■ Saved entries:
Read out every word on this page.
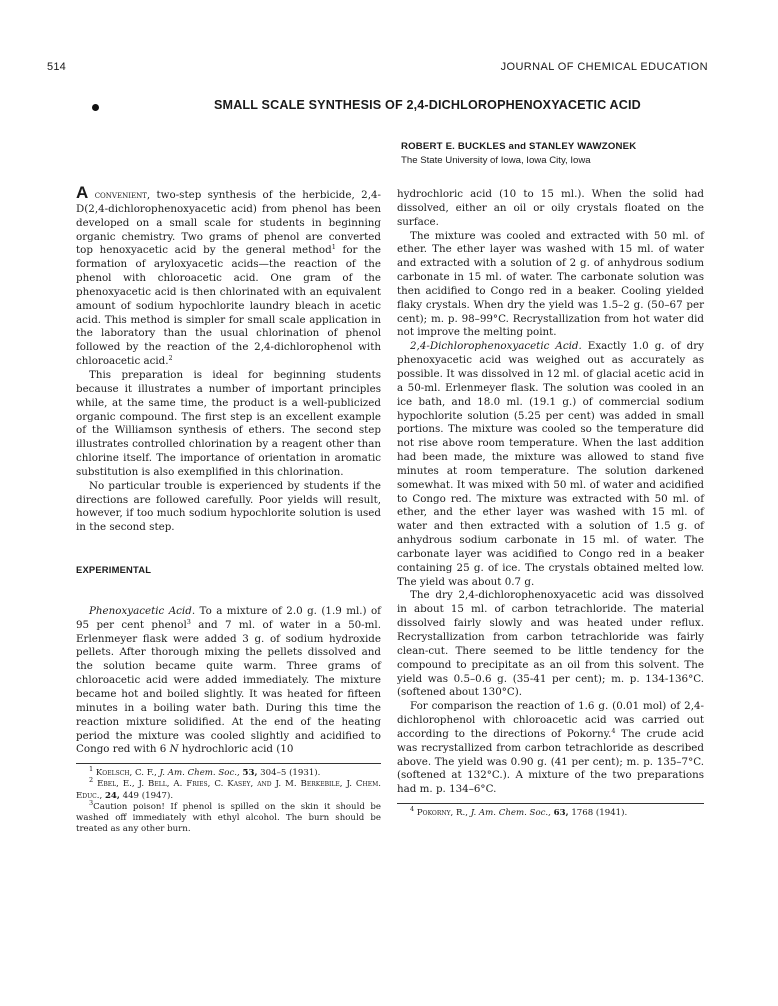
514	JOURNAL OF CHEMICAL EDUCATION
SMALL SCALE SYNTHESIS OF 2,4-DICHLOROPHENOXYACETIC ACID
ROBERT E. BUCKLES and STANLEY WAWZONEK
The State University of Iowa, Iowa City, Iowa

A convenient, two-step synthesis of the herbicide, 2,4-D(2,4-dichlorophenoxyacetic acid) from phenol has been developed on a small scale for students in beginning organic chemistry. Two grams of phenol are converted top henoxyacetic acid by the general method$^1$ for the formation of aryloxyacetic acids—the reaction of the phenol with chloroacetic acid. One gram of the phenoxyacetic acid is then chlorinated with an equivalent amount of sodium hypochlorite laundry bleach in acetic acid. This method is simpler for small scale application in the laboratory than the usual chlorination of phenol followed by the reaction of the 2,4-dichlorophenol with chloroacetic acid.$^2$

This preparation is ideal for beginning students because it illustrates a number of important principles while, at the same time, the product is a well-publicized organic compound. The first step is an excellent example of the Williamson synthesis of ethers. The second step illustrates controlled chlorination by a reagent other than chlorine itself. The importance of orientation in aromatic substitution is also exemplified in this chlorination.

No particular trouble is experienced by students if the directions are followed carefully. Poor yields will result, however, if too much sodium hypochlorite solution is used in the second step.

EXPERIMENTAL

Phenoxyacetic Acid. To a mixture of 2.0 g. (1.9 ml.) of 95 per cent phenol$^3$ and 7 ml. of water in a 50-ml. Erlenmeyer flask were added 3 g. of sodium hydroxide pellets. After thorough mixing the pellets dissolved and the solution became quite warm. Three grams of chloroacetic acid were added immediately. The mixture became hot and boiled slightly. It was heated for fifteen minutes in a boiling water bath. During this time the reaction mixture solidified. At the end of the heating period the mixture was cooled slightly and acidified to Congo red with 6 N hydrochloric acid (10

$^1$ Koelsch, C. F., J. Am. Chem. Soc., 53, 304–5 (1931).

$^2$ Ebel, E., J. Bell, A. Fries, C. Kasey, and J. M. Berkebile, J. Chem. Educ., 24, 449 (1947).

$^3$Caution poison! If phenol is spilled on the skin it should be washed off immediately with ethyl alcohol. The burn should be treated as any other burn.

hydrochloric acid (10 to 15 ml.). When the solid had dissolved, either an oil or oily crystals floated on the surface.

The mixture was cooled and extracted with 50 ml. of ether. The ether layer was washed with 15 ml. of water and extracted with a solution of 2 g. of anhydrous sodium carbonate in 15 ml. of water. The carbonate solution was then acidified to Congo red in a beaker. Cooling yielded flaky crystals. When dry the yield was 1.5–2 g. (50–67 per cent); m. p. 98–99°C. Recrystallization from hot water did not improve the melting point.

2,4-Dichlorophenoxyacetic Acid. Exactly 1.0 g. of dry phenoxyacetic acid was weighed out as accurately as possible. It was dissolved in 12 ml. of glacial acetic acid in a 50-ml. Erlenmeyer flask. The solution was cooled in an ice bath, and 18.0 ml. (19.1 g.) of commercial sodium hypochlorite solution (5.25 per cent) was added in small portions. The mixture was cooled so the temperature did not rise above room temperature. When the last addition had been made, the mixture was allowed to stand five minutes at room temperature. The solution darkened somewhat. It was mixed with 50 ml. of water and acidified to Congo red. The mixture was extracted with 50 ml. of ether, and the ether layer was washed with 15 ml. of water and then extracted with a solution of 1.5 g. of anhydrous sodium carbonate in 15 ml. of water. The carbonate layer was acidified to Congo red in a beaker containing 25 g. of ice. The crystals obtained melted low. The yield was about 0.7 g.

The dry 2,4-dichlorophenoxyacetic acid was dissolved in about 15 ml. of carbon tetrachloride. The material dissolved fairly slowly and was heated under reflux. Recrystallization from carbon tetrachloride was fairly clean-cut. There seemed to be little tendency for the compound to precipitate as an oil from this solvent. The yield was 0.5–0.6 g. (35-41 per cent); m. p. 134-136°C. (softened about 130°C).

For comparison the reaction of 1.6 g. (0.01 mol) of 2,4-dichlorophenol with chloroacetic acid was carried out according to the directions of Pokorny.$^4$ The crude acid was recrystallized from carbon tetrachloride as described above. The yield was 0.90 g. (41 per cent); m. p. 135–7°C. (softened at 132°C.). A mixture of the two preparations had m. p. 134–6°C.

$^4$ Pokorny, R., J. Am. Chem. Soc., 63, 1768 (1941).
---
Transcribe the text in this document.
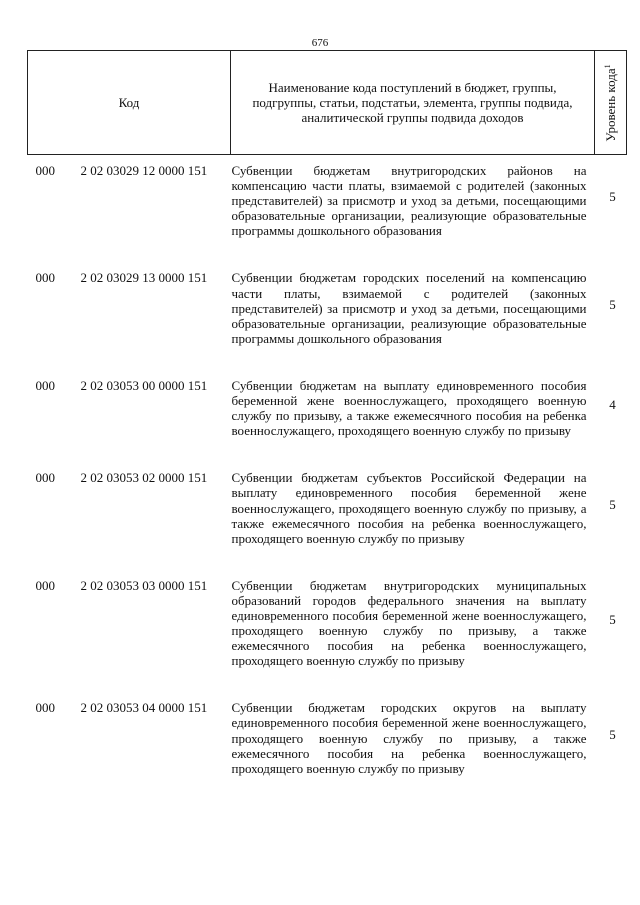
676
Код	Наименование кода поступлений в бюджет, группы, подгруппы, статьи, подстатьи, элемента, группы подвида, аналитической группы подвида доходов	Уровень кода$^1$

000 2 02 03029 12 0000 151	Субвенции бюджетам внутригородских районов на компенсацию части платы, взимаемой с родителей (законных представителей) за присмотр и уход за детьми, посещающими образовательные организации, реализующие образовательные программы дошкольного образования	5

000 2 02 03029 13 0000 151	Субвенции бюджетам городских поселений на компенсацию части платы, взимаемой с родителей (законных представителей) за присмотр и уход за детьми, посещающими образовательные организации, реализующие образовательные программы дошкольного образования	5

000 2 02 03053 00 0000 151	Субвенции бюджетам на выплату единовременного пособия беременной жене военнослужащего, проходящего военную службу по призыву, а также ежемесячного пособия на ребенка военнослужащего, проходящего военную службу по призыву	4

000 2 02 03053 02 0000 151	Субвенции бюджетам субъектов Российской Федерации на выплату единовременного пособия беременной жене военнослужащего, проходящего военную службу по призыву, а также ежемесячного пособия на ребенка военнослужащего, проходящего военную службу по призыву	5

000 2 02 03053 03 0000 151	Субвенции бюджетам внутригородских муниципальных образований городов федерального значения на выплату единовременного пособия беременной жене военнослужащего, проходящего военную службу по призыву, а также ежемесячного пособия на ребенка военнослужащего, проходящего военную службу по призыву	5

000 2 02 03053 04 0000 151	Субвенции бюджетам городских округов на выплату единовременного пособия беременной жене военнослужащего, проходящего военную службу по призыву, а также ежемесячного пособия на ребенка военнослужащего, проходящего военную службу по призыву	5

■ SET EXERCISE:
Lines containing the word "дошкольного" must all be returned from the material above.

■ RESULT OF THIS EXERCISE:
000 2 02 03029 12 0000 151	Субвенции бюджетам внутригородских районов на компенсацию части платы, взимаемой с родителей (законных представителей) за присмотр и уход за детьми, посещающими образовательные организации, реализующие образовательные программы дошкольного образования	5
000 2 02 03029 13 0000 151	Субвенции бюджетам городских поселений на компенсацию части платы, взимаемой с родителей (законных представителей) за присмотр и уход за детьми, посещающими образовательные организации, реализующие образовательные программы дошкольного образования	5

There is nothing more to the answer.